(Stored entries)
··········

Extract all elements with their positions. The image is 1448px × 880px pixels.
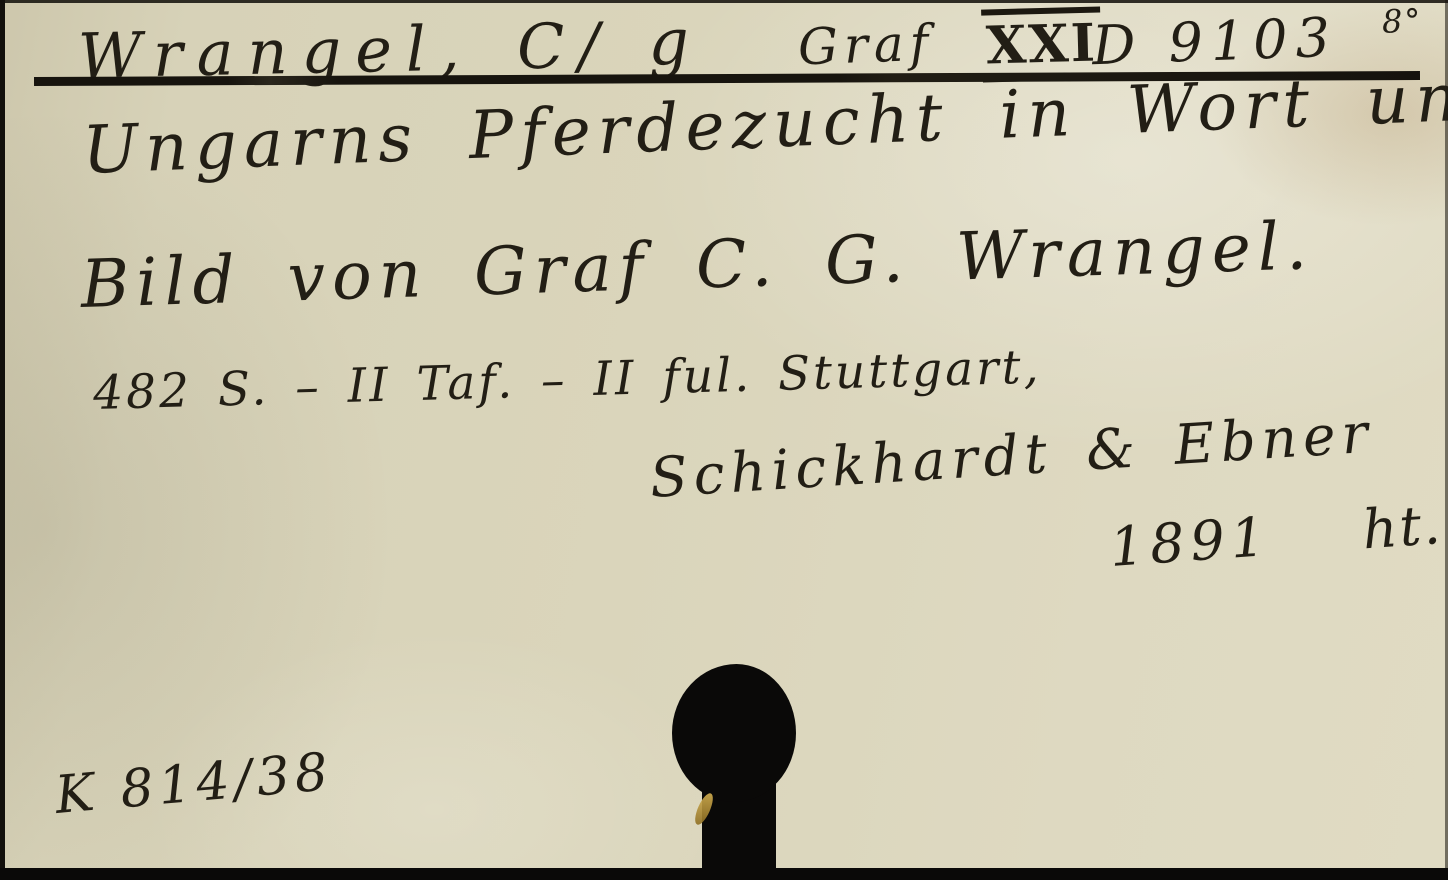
publication-year: 1891	[1108, 505, 1273, 579]
title-line-2: Bild von Graf C. G. Wrangel.	[80, 207, 1315, 323]
scan-edge-left	[0, 0, 5, 880]
scan-edge-top	[0, 0, 1448, 3]
heading-series-numeral: XXI	[981, 6, 1102, 82]
year-row: 1891 ht.	[1108, 493, 1445, 579]
heading-format: 8°	[1381, 1, 1423, 40]
punch-hole	[672, 664, 796, 802]
annotation-note: ht.	[1360, 493, 1444, 561]
catalog-card: Wrangel, C/ g Graf XXI D 9103 8° Ungarns…	[0, 0, 1448, 880]
accession-number: K 814/38	[53, 742, 335, 826]
collation-line: 482 S. – II Taf. – II ful. Stuttgart,	[92, 340, 1042, 421]
heading-initial: g	[647, 5, 691, 80]
publisher-line: Schickhardt & Ebner	[648, 401, 1376, 510]
heading-title-prefix: Graf	[797, 14, 935, 77]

··········

* DO THIS
Arrange every line of the listing above into a Markdown table with the columns "Row" and "Entry", numbering the rows and leaving out blank lines. Don't include the picture.

* THE RESPONSE
| Row | Entry |
|---|---|
| 1 | Extract all elements with their positions. The image is 1448px × 880px pixels. |
| 2 | publication-year: 1891	[1108, 505, 1273, 579] |
| 3 | title-line-2: Bild von Graf C. G. Wrangel.	[80, 207, 1315, 323] |
| 4 | scan-edge-left	[0, 0, 5, 880] |
| 5 | scan-edge-top	[0, 0, 1448, 3] |
| 6 | heading-series-numeral: XXI	[981, 6, 1102, 82] |
| 7 | year-row: 1891 ht.	[1108, 493, 1445, 579] |
| 8 | heading-format: 8°	[1381, 1, 1423, 40] |
| 9 | punch-hole	[672, 664, 796, 802] |
| 10 | annotation-note: ht.	[1360, 493, 1444, 561] |
| 11 | catalog-card: Wrangel, C/ g Graf XXI D 9103 8° Ungarns…	[0, 0, 1448, 880] |
| 12 | accession-number: K 814/38	[53, 742, 335, 826] |
| 13 | collation-line: 482 S. – II Taf. – II ful. Stuttgart,	[92, 340, 1042, 421] |
| 14 | heading-initial: g	[647, 5, 691, 80] |
| 15 | publisher-line: Schickhardt & Ebner	[648, 401, 1376, 510] |
| 16 | heading-title-prefix: Graf	[797, 14, 935, 77] |